WHAT THE EXERCISE ASKS:
Go through the material below, count the lines with the word "JSON", and reply with the count alone.

[Dataset rows about figures]
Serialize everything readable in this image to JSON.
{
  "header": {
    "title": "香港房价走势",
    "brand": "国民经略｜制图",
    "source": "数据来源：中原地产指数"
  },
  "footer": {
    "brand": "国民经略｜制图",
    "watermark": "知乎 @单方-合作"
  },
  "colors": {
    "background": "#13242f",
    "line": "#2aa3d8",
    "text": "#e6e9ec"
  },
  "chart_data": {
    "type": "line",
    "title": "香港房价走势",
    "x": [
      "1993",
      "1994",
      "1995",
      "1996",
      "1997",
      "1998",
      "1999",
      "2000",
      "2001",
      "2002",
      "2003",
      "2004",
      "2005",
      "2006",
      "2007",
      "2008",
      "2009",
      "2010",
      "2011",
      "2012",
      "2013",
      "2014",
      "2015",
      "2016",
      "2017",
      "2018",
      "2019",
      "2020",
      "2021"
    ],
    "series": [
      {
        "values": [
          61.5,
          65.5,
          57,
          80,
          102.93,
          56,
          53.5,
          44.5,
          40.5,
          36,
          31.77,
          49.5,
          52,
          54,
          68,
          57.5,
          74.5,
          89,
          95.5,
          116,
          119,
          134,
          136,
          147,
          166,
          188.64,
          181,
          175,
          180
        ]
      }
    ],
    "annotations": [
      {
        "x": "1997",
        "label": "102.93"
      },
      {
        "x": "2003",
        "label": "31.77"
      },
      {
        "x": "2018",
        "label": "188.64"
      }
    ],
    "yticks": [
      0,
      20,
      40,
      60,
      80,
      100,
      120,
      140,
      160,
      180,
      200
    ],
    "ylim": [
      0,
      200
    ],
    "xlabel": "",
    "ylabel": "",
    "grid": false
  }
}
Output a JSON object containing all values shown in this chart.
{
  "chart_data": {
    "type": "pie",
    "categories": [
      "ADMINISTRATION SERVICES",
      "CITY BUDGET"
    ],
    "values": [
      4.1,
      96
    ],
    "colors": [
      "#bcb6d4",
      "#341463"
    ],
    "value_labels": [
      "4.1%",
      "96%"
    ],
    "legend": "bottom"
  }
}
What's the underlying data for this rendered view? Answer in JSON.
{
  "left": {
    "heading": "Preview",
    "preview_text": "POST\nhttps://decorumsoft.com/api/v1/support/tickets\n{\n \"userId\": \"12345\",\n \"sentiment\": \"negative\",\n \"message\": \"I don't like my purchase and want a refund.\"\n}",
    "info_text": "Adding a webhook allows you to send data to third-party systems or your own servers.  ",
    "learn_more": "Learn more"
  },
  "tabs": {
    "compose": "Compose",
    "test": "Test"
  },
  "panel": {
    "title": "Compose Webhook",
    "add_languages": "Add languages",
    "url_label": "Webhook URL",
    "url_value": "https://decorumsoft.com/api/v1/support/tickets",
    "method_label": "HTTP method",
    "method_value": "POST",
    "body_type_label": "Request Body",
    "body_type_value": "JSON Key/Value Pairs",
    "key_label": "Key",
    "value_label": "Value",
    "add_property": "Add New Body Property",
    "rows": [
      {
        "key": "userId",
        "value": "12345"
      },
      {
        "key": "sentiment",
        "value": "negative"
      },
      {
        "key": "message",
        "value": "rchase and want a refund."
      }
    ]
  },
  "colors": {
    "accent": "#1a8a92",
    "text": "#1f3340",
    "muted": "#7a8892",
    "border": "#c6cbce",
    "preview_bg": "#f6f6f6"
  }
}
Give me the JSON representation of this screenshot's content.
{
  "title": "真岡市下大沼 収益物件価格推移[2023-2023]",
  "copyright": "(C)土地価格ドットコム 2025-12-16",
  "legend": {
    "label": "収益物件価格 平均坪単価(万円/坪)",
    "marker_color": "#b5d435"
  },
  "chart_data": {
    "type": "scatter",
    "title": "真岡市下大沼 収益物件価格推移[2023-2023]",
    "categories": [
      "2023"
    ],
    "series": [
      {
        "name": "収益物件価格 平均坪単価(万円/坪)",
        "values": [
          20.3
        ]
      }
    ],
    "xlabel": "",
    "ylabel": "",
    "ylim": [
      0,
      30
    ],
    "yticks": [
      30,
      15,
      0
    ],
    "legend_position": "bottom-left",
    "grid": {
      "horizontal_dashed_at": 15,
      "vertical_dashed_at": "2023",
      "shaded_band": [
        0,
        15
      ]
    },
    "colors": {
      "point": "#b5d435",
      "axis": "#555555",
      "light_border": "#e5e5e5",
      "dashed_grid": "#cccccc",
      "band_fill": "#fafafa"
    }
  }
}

ANSWER TO THE PROBLEM:
5